- [Provided material]:

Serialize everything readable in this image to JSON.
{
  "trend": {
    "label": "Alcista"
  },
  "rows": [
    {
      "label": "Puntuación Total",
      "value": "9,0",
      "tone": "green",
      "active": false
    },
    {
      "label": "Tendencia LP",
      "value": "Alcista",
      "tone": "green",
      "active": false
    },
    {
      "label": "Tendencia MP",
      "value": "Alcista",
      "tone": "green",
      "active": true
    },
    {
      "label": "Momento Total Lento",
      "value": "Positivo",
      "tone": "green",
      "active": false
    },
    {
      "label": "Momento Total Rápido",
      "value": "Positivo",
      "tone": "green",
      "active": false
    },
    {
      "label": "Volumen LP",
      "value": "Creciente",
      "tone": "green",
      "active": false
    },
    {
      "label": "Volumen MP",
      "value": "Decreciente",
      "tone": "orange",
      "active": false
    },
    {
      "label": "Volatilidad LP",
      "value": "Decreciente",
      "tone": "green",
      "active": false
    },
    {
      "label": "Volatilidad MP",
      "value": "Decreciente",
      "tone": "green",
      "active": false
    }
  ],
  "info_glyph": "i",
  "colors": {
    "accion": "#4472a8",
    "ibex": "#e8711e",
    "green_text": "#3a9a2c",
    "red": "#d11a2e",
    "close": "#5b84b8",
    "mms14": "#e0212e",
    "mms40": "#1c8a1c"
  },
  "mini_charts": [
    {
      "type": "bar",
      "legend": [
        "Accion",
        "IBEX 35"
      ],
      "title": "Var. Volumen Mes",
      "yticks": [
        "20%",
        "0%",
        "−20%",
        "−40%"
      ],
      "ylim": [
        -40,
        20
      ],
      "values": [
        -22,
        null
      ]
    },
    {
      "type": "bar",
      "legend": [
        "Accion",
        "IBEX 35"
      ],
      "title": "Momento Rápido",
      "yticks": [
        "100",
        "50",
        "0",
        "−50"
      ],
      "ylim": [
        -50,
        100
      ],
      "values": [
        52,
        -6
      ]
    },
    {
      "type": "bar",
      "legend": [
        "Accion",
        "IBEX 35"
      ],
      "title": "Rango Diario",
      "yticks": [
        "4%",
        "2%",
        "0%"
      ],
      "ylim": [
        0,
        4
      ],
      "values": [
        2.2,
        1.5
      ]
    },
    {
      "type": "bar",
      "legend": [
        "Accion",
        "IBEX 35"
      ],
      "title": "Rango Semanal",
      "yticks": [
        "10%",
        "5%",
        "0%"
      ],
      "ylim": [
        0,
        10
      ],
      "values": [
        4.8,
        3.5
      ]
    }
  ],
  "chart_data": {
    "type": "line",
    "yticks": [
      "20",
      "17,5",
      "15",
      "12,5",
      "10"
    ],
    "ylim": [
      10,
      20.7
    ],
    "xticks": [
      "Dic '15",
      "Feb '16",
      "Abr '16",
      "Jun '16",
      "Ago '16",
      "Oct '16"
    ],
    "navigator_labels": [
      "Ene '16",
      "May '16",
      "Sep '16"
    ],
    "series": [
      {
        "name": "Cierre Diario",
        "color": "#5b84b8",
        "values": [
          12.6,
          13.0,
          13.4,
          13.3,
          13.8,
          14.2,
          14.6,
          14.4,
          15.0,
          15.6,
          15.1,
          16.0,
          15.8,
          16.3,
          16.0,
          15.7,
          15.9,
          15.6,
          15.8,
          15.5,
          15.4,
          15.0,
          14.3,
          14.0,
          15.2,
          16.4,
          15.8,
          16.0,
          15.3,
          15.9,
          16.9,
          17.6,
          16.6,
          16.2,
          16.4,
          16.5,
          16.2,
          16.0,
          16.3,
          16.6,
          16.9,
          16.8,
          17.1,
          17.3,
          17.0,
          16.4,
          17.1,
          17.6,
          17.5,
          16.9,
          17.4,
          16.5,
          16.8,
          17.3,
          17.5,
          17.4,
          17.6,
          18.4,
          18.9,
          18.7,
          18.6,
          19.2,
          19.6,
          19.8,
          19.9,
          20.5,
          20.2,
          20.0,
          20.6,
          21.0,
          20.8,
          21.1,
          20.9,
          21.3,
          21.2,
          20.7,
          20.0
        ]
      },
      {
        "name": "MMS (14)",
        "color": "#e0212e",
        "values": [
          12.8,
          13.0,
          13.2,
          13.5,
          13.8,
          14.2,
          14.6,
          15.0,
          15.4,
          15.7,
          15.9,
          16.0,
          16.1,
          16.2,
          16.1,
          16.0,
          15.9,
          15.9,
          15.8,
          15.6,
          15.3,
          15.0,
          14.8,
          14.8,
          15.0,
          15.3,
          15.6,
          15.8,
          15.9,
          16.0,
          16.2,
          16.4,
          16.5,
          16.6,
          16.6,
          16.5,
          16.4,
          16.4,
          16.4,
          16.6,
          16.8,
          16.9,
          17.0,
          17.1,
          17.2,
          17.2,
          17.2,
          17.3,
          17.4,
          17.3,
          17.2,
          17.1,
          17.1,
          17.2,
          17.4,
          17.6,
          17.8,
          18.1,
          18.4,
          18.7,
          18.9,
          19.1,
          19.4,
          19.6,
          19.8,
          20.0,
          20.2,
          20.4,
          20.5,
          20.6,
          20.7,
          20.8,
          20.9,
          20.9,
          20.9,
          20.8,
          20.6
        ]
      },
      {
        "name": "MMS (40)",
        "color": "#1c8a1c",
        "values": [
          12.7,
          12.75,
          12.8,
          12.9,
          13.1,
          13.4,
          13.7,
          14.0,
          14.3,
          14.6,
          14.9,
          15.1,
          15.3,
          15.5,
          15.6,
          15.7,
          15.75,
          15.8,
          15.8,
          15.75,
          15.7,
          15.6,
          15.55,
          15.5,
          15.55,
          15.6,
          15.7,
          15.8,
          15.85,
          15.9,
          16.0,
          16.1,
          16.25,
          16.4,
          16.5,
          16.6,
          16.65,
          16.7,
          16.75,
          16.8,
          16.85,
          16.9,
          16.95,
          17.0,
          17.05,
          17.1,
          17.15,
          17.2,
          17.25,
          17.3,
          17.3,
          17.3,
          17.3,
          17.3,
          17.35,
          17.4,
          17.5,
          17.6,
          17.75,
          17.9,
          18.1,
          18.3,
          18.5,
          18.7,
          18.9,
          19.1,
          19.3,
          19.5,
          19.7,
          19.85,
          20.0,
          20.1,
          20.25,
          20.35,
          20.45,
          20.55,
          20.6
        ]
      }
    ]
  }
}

- [Directions for this task]: Transcribe the material above word for word.

- [Reply]:
Serialize everything readable in this image to JSON.
{
  "trend": {
    "label": "Alcista"
  },
  "rows": [
    {
      "label": "Puntuación Total",
      "value": "9,0",
      "tone": "green",
      "active": false
    },
    {
      "label": "Tendencia LP",
      "value": "Alcista",
      "tone": "green",
      "active": false
    },
    {
      "label": "Tendencia MP",
      "value": "Alcista",
      "tone": "green",
      "active": true
    },
    {
      "label": "Momento Total Lento",
      "value": "Positivo",
      "tone": "green",
      "active": false
    },
    {
      "label": "Momento Total Rápido",
      "value": "Positivo",
      "tone": "green",
      "active": false
    },
    {
      "label": "Volumen LP",
      "value": "Creciente",
      "tone": "green",
      "active": false
    },
    {
      "label": "Volumen MP",
      "value": "Decreciente",
      "tone": "orange",
      "active": false
    },
    {
      "label": "Volatilidad LP",
      "value": "Decreciente",
      "tone": "green",
      "active": false
    },
    {
      "label": "Volatilidad MP",
      "value": "Decreciente",
      "tone": "green",
      "active": false
    }
  ],
  "info_glyph": "i",
  "colors": {
    "accion": "#4472a8",
    "ibex": "#e8711e",
    "green_text": "#3a9a2c",
    "red": "#d11a2e",
    "close": "#5b84b8",
    "mms14": "#e0212e",
    "mms40": "#1c8a1c"
  },
  "mini_charts": [
    {
      "type": "bar",
      "legend": [
        "Accion",
        "IBEX 35"
      ],
      "title": "Var. Volumen Mes",
      "yticks": [
        "20%",
        "0%",
        "−20%",
        "−40%"
      ],
      "ylim": [
        -40,
        20
      ],
      "values": [
        -22,
        null
      ]
    },
    {
      "type": "bar",
      "legend": [
        "Accion",
        "IBEX 35"
      ],
      "title": "Momento Rápido",
      "yticks": [
        "100",
        "50",
        "0",
        "−50"
      ],
      "ylim": [
        -50,
        100
      ],
      "values": [
        52,
        -6
      ]
    },
    {
      "type": "bar",
      "legend": [
        "Accion",
        "IBEX 35"
      ],
      "title": "Rango Diario",
      "yticks": [
        "4%",
        "2%",
        "0%"
      ],
      "ylim": [
        0,
        4
      ],
      "values": [
        2.2,
        1.5
      ]
    },
    {
      "type": "bar",
      "legend": [
        "Accion",
        "IBEX 35"
      ],
      "title": "Rango Semanal",
      "yticks": [
        "10%",
        "5%",
        "0%"
      ],
      "ylim": [
        0,
        10
      ],
      "values": [
        4.8,
        3.5
      ]
    }
  ],
  "chart_data": {
    "type": "line",
    "yticks": [
      "20",
      "17,5",
      "15",
      "12,5",
      "10"
    ],
    "ylim": [
      10,
      20.7
    ],
    "xticks": [
      "Dic '15",
      "Feb '16",
      "Abr '16",
      "Jun '16",
      "Ago '16",
      "Oct '16"
    ],
    "navigator_labels": [
      "Ene '16",
      "May '16",
      "Sep '16"
    ],
    "series": [
      {
        "name": "Cierre Diario",
        "color": "#5b84b8",
        "values": [
          12.6,
          13.0,
          13.4,
          13.3,
          13.8,
          14.2,
          14.6,
          14.4,
          15.0,
          15.6,
          15.1,
          16.0,
          15.8,
          16.3,
          16.0,
          15.7,
          15.9,
          15.6,
          15.8,
          15.5,
          15.4,
          15.0,
          14.3,
          14.0,
          15.2,
          16.4,
          15.8,
          16.0,
          15.3,
          15.9,
          16.9,
          17.6,
          16.6,
          16.2,
          16.4,
          16.5,
          16.2,
          16.0,
          16.3,
          16.6,
          16.9,
          16.8,
          17.1,
          17.3,
          17.0,
          16.4,
          17.1,
          17.6,
          17.5,
          16.9,
          17.4,
          16.5,
          16.8,
          17.3,
          17.5,
          17.4,
          17.6,
          18.4,
          18.9,
          18.7,
          18.6,
          19.2,
          19.6,
          19.8,
          19.9,
          20.5,
          20.2,
          20.0,
          20.6,
          21.0,
          20.8,
          21.1,
          20.9,
          21.3,
          21.2,
          20.7,
          20.0
        ]
      },
      {
        "name": "MMS (14)",
        "color": "#e0212e",
        "values": [
          12.8,
          13.0,
          13.2,
          13.5,
          13.8,
          14.2,
          14.6,
          15.0,
          15.4,
          15.7,
          15.9,
          16.0,
          16.1,
          16.2,
          16.1,
          16.0,
          15.9,
          15.9,
          15.8,
          15.6,
          15.3,
          15.0,
          14.8,
          14.8,
          15.0,
          15.3,
          15.6,
          15.8,
          15.9,
          16.0,
          16.2,
          16.4,
          16.5,
          16.6,
          16.6,
          16.5,
          16.4,
          16.4,
          16.4,
          16.6,
          16.8,
          16.9,
          17.0,
          17.1,
          17.2,
          17.2,
          17.2,
          17.3,
          17.4,
          17.3,
          17.2,
          17.1,
          17.1,
          17.2,
          17.4,
          17.6,
          17.8,
          18.1,
          18.4,
          18.7,
          18.9,
          19.1,
          19.4,
          19.6,
          19.8,
          20.0,
          20.2,
          20.4,
          20.5,
          20.6,
          20.7,
          20.8,
          20.9,
          20.9,
          20.9,
          20.8,
          20.6
        ]
      },
      {
        "name": "MMS (40)",
        "color": "#1c8a1c",
        "values": [
          12.7,
          12.75,
          12.8,
          12.9,
          13.1,
          13.4,
          13.7,
          14.0,
          14.3,
          14.6,
          14.9,
          15.1,
          15.3,
          15.5,
          15.6,
          15.7,
          15.75,
          15.8,
          15.8,
          15.75,
          15.7,
          15.6,
          15.55,
          15.5,
          15.55,
          15.6,
          15.7,
          15.8,
          15.85,
          15.9,
          16.0,
          16.1,
          16.25,
          16.4,
          16.5,
          16.6,
          16.65,
          16.7,
          16.75,
          16.8,
          16.85,
          16.9,
          16.95,
          17.0,
          17.05,
          17.1,
          17.15,
          17.2,
          17.25,
          17.3,
          17.3,
          17.3,
          17.3,
          17.3,
          17.35,
          17.4,
          17.5,
          17.6,
          17.75,
          17.9,
          18.1,
          18.3,
          18.5,
          18.7,
          18.9,
          19.1,
          19.3,
          19.5,
          19.7,
          19.85,
          20.0,
          20.1,
          20.25,
          20.35,
          20.45,
          20.55,
          20.6
        ]
      }
    ]
  }
}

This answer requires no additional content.